DATASET>
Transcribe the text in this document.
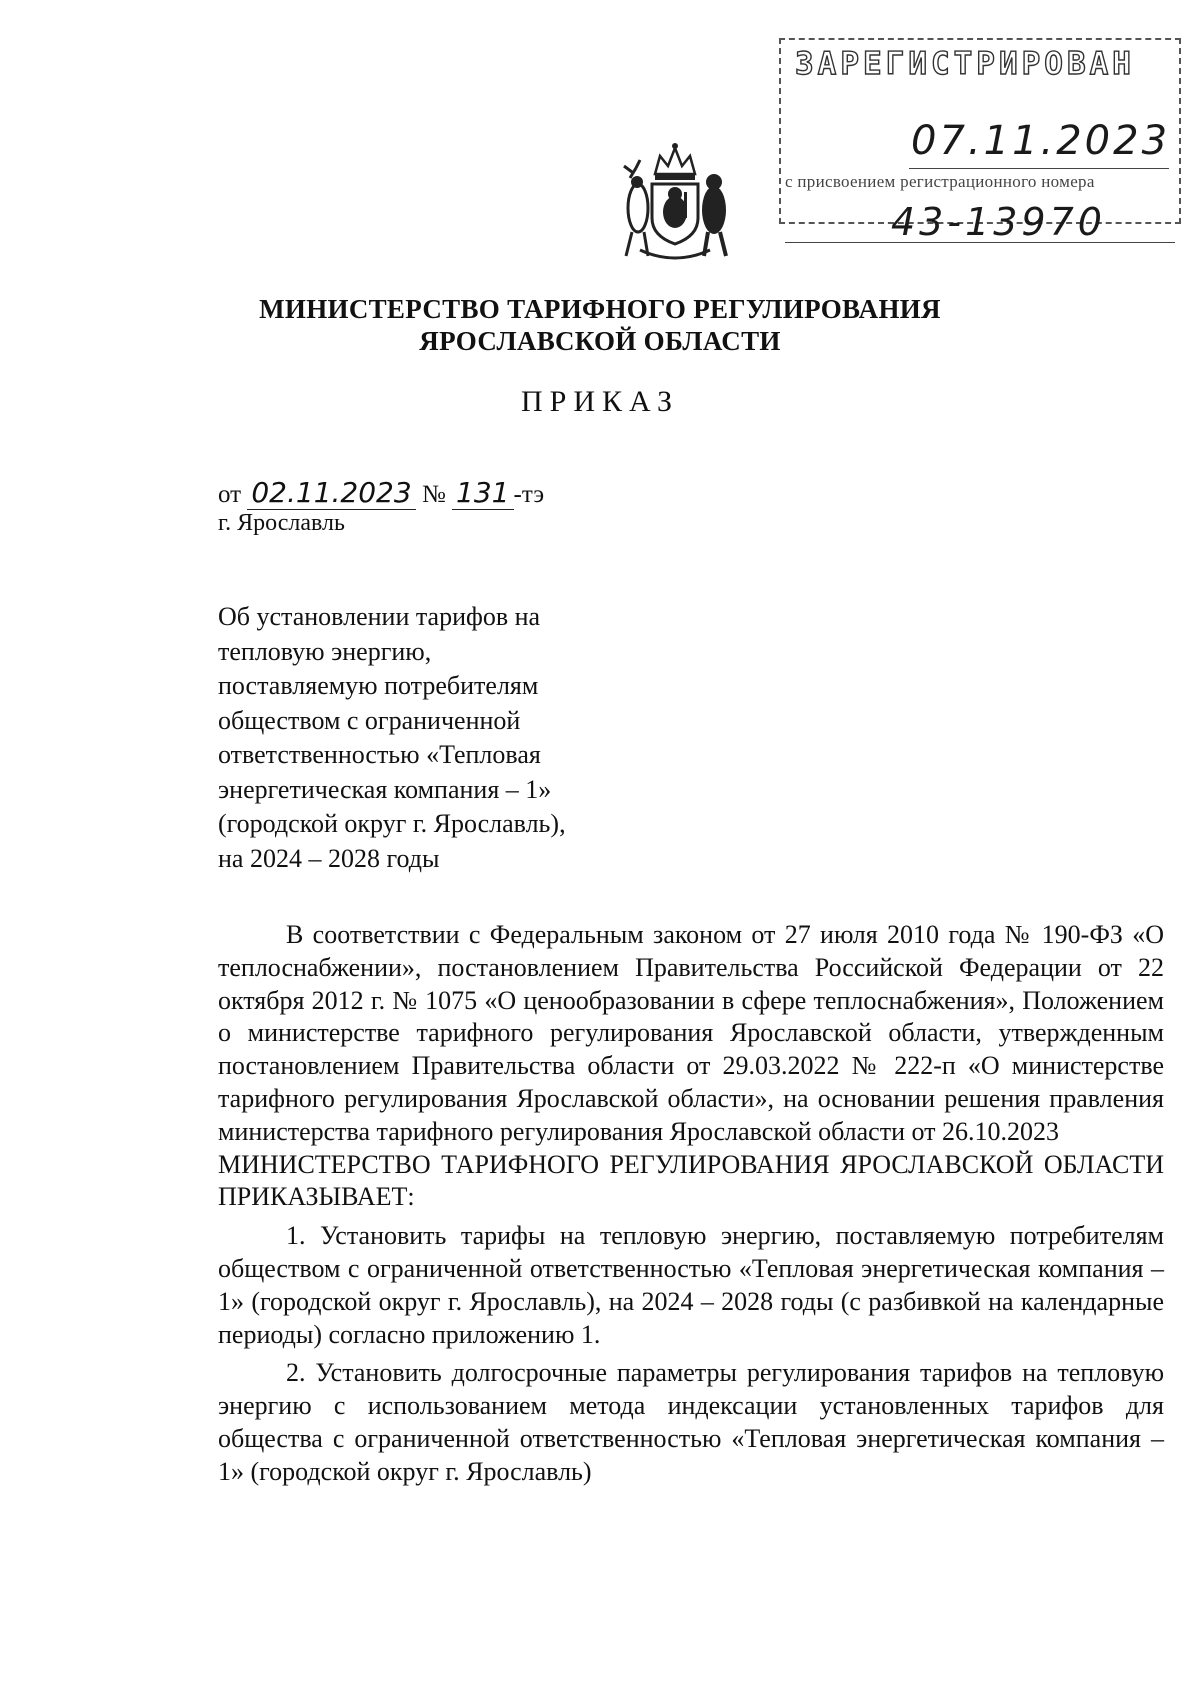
ЗАРЕГИСТРИРОВАН
07.11.2023
с присвоением регистрационного номера
43-13970
МИНИСТЕРСТВО ТАРИФНОГО РЕГУЛИРОВАНИЯ
ЯРОСЛАВСКОЙ ОБЛАСТИ
ПРИКАЗ
от 02.11.2023 № 131 -тэ
г. Ярославль
Об установлении тарифов на
тепловую энергию,
поставляемую потребителям
обществом с ограниченной
ответственностью «Тепловая
энергетическая компания – 1»
(городской округ г. Ярославль),
на 2024 – 2028 годы

В соответствии с Федеральным законом от 27 июля 2010 года № 190-ФЗ «О теплоснабжении», постановлением Правительства Российской Федерации от 22 октября 2012 г. № 1075 «О ценообразовании в сфере теплоснабжения», Положением о министерстве тарифного регулирования Ярославской области, утвержденным постановлением Правительства области от 29.03.2022 № 222-п «О министерстве тарифного регулирования Ярославской области», на основании решения правления министерства тарифного регулирования Ярославской области от 26.10.2023

МИНИСТЕРСТВО ТАРИФНОГО РЕГУЛИРОВАНИЯ ЯРОСЛАВСКОЙ ОБЛАСТИ ПРИКАЗЫВАЕТ:

1. Установить тарифы на тепловую энергию, поставляемую потребителям обществом с ограниченной ответственностью «Тепловая энергетическая компания – 1» (городской округ г. Ярославль), на 2024 – 2028 годы (с разбивкой на календарные периоды) согласно приложению 1.

2. Установить долгосрочные параметры регулирования тарифов на тепловую энергию с использованием метода индексации установленных тарифов для общества с ограниченной ответственностью «Тепловая энергетическая компания – 1» (городской округ г. Ярославль)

WORK TO DO>
Scan the records above for the string "энергию", then select every line that holds it.

ANSWER TO THIS PROBLEM>
тепловую энергию,
1. Установить тарифы на тепловую энергию, поставляемую потребителям обществом с ограниченной ответственностью «Тепловая энергетическая компания – 1» (городской округ г. Ярославль), на 2024 – 2028 годы (с разбивкой на календарные периоды) согласно приложению 1.
2. Установить долгосрочные параметры регулирования тарифов на тепловую энергию с использованием метода индексации установленных тарифов для общества с ограниченной ответственностью «Тепловая энергетическая компания – 1» (городской округ г. Ярославль)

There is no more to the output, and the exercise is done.